Entries taken from a collection ▸

▼

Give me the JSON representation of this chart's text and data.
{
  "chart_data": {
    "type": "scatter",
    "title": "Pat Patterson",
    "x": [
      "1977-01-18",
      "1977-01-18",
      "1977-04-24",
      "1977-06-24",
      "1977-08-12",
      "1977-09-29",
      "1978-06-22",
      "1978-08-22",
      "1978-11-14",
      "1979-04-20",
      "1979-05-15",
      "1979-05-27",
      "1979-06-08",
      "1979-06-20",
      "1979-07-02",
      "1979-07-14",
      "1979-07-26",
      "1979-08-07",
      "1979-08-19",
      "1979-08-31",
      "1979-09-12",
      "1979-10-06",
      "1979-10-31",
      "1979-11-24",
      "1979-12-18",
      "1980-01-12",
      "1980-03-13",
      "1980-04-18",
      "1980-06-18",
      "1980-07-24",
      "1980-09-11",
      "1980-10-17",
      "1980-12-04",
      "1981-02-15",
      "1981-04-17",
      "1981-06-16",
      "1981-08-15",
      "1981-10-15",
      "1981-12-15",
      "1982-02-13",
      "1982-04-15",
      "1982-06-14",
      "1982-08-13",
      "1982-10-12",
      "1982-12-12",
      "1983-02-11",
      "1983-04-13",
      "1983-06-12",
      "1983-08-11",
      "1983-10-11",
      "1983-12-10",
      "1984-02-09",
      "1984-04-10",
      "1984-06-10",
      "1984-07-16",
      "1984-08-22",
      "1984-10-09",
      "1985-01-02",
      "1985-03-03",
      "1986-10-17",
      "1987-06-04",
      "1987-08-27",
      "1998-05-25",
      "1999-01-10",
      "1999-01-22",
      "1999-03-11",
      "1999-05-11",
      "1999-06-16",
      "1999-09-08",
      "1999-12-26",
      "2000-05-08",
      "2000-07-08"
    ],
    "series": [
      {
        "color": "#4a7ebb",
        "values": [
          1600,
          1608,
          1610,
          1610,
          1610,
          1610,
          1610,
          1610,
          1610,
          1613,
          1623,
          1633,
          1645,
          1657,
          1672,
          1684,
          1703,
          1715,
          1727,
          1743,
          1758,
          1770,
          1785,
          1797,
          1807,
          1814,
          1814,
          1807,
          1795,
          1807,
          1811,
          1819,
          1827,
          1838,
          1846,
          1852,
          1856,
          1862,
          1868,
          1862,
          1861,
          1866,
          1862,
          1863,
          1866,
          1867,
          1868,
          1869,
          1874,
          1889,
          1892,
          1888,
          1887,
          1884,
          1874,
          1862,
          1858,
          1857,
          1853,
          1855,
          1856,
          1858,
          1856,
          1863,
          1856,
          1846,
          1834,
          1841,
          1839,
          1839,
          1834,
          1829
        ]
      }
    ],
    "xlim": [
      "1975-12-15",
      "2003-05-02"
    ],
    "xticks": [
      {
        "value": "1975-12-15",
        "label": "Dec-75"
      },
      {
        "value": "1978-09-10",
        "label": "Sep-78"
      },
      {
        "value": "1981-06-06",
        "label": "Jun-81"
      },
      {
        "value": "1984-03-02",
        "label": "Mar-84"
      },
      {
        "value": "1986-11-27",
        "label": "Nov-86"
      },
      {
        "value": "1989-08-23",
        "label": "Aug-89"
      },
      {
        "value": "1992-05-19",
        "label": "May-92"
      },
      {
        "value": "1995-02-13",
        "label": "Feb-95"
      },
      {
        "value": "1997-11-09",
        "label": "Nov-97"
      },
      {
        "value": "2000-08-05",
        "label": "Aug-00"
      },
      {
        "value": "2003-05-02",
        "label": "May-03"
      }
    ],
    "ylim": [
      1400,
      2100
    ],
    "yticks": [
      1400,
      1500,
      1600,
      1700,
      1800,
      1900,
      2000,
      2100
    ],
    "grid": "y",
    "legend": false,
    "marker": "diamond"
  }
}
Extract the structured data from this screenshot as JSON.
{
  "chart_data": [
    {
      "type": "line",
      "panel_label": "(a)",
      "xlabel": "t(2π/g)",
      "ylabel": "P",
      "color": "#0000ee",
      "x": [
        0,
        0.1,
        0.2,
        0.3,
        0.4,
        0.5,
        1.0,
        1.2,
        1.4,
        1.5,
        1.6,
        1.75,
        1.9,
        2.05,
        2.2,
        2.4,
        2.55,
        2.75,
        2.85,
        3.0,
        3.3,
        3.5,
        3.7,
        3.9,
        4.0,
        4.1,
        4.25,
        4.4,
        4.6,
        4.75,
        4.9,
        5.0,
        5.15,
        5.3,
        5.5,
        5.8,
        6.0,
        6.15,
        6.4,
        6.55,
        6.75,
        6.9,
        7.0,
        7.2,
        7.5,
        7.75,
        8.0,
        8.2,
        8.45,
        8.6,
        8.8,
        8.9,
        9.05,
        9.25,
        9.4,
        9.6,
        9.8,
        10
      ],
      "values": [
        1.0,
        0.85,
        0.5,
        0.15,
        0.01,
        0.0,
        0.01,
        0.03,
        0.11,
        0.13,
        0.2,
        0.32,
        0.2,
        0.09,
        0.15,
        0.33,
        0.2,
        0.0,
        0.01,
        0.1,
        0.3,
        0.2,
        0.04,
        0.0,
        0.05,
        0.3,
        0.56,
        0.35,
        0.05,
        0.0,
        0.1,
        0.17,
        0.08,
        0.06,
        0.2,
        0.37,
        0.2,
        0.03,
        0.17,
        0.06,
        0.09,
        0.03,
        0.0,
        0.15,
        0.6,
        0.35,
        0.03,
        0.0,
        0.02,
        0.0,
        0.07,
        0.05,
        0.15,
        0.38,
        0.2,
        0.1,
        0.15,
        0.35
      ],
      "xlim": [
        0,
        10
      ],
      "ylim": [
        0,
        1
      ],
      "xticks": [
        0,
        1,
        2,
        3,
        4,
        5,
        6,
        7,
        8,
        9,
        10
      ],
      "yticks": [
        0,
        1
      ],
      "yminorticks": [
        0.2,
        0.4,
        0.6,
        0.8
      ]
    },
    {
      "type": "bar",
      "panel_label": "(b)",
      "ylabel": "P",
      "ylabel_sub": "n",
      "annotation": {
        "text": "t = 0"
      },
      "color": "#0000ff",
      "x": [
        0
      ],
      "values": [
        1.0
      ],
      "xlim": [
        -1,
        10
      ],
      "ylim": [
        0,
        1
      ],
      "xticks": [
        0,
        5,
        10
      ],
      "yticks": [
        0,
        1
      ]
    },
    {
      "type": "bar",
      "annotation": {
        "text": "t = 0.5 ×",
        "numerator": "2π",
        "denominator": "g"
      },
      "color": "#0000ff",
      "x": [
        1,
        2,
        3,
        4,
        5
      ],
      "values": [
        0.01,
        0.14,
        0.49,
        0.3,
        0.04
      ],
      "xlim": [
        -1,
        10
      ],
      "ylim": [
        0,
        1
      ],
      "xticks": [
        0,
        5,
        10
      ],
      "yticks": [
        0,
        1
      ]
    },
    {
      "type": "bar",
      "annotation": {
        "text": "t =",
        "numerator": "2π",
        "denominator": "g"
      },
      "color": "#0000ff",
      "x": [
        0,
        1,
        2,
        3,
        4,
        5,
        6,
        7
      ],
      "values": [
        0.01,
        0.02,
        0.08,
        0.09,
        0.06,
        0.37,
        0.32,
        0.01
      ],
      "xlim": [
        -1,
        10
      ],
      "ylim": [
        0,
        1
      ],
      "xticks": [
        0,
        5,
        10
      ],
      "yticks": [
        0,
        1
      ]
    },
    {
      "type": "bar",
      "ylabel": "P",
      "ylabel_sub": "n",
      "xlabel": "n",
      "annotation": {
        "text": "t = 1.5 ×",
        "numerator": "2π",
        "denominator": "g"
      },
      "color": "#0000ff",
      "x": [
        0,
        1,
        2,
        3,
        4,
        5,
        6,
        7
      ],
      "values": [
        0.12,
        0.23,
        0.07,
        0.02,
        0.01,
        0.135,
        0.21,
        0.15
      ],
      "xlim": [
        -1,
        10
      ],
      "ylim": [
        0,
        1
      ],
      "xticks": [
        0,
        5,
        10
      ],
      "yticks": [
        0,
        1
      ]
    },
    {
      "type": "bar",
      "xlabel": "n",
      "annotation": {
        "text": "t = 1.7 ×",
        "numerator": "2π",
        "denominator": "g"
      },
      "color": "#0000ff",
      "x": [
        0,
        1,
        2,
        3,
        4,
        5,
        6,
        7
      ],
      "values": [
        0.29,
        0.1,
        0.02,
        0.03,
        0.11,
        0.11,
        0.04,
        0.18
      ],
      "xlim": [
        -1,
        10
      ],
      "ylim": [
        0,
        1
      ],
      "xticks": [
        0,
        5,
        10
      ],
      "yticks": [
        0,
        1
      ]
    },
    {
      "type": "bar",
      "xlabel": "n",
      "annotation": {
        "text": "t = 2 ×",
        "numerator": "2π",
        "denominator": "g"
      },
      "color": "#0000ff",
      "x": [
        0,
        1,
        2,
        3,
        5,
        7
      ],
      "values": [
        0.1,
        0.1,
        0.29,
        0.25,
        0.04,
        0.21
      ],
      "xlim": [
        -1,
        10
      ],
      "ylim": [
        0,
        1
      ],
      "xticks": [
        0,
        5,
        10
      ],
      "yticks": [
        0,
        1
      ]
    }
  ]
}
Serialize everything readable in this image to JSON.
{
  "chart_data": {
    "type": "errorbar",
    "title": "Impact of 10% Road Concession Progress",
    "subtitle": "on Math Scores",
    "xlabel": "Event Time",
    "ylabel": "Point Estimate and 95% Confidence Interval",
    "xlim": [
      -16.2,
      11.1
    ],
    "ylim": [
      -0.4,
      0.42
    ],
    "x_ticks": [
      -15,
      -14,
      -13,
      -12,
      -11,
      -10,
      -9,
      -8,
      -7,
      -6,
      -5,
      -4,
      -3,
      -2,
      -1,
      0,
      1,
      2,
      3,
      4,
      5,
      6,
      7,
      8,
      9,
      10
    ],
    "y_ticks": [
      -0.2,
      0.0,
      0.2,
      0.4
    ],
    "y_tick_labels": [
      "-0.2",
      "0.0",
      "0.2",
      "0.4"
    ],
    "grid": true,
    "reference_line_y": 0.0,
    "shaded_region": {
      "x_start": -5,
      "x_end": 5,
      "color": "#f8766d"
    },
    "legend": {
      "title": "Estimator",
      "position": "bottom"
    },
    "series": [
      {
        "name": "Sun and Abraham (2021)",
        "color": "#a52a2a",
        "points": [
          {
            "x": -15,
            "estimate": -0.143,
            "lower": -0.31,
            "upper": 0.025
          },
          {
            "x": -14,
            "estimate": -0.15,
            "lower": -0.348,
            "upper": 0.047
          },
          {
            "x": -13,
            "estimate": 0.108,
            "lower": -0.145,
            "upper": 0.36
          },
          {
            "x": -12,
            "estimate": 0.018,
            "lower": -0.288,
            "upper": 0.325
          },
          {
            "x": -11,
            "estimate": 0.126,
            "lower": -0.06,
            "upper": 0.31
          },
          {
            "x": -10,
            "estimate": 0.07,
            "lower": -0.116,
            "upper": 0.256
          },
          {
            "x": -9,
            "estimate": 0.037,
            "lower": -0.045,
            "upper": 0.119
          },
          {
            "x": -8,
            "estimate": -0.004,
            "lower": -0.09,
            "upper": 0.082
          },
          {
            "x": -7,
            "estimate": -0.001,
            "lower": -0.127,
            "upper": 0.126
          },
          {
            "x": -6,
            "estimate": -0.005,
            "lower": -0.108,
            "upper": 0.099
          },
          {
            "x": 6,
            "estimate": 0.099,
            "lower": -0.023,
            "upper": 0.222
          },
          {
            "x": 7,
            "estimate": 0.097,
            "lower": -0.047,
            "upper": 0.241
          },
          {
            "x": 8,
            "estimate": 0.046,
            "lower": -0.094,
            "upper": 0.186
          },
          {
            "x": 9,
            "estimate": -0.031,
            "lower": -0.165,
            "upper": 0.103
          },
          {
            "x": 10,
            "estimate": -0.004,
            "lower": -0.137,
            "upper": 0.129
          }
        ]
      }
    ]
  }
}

▲

Directions for this task ▸ Filter the entries above down to the lines containing the word "JSON".

Reply to the exercise ▸
Give me the JSON representation of this chart's text and data.
Extract the structured data from this screenshot as JSON.
Serialize everything readable in this image to JSON.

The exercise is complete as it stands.